To be done: Here are some records; return them all exactly.

Records for this task:
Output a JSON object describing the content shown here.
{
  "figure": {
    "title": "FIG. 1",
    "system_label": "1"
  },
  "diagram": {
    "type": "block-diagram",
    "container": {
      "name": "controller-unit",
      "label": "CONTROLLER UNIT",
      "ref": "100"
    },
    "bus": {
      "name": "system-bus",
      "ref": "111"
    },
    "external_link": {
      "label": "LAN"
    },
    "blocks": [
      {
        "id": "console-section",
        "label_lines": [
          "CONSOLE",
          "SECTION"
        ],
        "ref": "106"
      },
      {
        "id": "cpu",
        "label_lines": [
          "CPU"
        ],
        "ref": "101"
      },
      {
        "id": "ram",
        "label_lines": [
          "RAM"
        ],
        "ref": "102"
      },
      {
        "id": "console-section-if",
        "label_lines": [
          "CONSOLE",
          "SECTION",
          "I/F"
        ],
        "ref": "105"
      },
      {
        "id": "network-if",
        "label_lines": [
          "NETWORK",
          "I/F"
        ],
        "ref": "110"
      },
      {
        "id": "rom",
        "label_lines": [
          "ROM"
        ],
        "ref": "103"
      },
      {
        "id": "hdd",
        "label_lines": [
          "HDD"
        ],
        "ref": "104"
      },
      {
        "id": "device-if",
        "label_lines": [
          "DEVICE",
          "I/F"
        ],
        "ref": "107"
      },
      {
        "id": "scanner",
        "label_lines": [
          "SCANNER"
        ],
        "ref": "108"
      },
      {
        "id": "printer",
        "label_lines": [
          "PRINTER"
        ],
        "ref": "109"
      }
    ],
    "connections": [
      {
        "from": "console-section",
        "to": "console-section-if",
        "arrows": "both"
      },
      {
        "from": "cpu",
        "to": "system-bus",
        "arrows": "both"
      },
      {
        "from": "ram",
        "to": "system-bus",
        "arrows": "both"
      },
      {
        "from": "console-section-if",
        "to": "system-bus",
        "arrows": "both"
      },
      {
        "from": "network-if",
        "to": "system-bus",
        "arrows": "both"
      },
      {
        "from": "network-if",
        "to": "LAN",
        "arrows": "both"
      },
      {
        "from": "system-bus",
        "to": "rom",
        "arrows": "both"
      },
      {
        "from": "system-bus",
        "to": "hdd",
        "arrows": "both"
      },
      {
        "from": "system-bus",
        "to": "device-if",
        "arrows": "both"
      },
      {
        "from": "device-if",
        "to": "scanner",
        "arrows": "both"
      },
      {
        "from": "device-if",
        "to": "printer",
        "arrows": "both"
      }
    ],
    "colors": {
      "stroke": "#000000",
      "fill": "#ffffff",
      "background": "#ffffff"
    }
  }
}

Right answer:
Output a JSON object describing the content shown here.
{
  "figure": {
    "title": "FIG. 1",
    "system_label": "1"
  },
  "diagram": {
    "type": "block-diagram",
    "container": {
      "name": "controller-unit",
      "label": "CONTROLLER UNIT",
      "ref": "100"
    },
    "bus": {
      "name": "system-bus",
      "ref": "111"
    },
    "external_link": {
      "label": "LAN"
    },
    "blocks": [
      {
        "id": "console-section",
        "label_lines": [
          "CONSOLE",
          "SECTION"
        ],
        "ref": "106"
      },
      {
        "id": "cpu",
        "label_lines": [
          "CPU"
        ],
        "ref": "101"
      },
      {
        "id": "ram",
        "label_lines": [
          "RAM"
        ],
        "ref": "102"
      },
      {
        "id": "console-section-if",
        "label_lines": [
          "CONSOLE",
          "SECTION",
          "I/F"
        ],
        "ref": "105"
      },
      {
        "id": "network-if",
        "label_lines": [
          "NETWORK",
          "I/F"
        ],
        "ref": "110"
      },
      {
        "id": "rom",
        "label_lines": [
          "ROM"
        ],
        "ref": "103"
      },
      {
        "id": "hdd",
        "label_lines": [
          "HDD"
        ],
        "ref": "104"
      },
      {
        "id": "device-if",
        "label_lines": [
          "DEVICE",
          "I/F"
        ],
        "ref": "107"
      },
      {
        "id": "scanner",
        "label_lines": [
          "SCANNER"
        ],
        "ref": "108"
      },
      {
        "id": "printer",
        "label_lines": [
          "PRINTER"
        ],
        "ref": "109"
      }
    ],
    "connections": [
      {
        "from": "console-section",
        "to": "console-section-if",
        "arrows": "both"
      },
      {
        "from": "cpu",
        "to": "system-bus",
        "arrows": "both"
      },
      {
        "from": "ram",
        "to": "system-bus",
        "arrows": "both"
      },
      {
        "from": "console-section-if",
        "to": "system-bus",
        "arrows": "both"
      },
      {
        "from": "network-if",
        "to": "system-bus",
        "arrows": "both"
      },
      {
        "from": "network-if",
        "to": "LAN",
        "arrows": "both"
      },
      {
        "from": "system-bus",
        "to": "rom",
        "arrows": "both"
      },
      {
        "from": "system-bus",
        "to": "hdd",
        "arrows": "both"
      },
      {
        "from": "system-bus",
        "to": "device-if",
        "arrows": "both"
      },
      {
        "from": "device-if",
        "to": "scanner",
        "arrows": "both"
      },
      {
        "from": "device-if",
        "to": "printer",
        "arrows": "both"
      }
    ],
    "colors": {
      "stroke": "#000000",
      "fill": "#ffffff",
      "background": "#ffffff"
    }
  }
}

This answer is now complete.